TASK BRIEF: For this exercise, copy out each line of the material below that includes "JSON".

Extracts from a graphics dataset:
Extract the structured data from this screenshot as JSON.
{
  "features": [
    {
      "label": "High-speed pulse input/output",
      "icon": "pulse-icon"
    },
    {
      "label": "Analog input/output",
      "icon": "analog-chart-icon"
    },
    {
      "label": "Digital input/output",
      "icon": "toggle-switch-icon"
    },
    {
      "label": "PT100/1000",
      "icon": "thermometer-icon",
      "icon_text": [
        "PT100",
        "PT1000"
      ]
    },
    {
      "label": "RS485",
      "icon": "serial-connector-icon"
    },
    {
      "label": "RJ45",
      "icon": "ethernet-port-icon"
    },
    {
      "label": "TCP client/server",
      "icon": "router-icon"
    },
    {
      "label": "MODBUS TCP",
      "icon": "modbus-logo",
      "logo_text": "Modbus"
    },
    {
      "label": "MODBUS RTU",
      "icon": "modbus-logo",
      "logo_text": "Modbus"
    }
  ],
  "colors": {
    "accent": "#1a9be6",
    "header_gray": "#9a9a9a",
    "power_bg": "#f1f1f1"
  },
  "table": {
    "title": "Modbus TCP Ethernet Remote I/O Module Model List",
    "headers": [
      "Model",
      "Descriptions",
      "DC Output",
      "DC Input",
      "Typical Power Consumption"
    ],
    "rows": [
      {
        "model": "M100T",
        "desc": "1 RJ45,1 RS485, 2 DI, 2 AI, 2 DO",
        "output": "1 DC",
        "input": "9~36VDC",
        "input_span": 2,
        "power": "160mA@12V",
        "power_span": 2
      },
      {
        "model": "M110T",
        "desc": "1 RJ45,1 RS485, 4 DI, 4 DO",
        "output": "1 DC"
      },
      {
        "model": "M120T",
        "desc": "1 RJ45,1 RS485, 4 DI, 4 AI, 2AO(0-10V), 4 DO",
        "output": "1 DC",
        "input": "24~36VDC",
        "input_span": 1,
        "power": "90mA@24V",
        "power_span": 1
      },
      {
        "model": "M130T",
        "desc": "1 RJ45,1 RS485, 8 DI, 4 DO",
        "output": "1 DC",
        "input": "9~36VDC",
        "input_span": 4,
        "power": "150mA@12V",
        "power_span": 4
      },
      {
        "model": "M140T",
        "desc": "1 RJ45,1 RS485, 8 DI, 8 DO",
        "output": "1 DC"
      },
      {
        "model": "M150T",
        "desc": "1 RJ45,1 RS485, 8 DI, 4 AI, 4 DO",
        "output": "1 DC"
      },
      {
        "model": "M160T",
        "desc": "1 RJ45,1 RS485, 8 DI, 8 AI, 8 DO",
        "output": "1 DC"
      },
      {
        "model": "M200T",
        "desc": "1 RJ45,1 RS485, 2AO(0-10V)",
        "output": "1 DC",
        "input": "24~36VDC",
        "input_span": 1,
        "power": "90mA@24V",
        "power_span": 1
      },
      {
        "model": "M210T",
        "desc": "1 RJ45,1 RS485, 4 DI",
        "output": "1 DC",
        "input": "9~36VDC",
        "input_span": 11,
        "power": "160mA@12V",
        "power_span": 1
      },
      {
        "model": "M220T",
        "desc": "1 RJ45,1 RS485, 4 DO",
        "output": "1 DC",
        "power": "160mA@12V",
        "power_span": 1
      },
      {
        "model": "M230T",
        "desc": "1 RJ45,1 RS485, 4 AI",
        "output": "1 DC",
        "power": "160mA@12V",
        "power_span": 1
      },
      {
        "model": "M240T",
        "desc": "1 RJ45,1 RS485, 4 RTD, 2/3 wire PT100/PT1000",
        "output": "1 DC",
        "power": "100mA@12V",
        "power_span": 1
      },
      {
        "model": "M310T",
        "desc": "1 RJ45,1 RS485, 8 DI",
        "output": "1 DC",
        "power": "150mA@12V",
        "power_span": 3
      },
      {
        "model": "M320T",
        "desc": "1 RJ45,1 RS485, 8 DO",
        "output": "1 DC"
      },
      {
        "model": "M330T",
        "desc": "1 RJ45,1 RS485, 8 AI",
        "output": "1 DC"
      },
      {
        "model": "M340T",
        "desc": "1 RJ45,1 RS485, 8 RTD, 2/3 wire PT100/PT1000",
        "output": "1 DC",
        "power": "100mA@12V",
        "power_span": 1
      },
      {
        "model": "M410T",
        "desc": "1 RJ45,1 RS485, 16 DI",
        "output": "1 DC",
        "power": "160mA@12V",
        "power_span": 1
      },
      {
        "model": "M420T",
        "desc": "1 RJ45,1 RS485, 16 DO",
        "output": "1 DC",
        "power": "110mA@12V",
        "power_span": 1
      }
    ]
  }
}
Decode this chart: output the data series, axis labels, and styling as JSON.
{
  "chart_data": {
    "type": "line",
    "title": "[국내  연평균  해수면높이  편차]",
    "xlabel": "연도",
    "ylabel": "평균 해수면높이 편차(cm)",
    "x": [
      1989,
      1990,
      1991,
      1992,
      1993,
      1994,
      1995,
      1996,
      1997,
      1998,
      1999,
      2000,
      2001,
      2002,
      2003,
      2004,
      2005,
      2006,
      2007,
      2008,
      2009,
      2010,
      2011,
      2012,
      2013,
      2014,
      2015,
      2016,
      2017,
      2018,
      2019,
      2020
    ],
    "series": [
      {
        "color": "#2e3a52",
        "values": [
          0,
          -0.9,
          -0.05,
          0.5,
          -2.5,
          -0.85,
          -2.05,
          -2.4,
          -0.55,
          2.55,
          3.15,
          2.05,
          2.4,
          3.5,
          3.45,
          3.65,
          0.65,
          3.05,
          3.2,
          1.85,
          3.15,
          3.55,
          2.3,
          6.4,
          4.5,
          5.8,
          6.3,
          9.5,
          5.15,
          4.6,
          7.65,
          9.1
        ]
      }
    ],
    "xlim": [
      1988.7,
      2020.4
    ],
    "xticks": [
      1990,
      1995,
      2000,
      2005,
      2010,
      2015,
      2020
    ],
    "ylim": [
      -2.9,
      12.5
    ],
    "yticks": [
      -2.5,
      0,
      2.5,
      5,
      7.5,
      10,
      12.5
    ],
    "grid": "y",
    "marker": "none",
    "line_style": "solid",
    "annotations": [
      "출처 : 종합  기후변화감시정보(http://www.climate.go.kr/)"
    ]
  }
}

EXPECTED OUTPUT:
Extract the structured data from this screenshot as JSON.
Decode this chart: output the data series, axis labels, and styling as JSON.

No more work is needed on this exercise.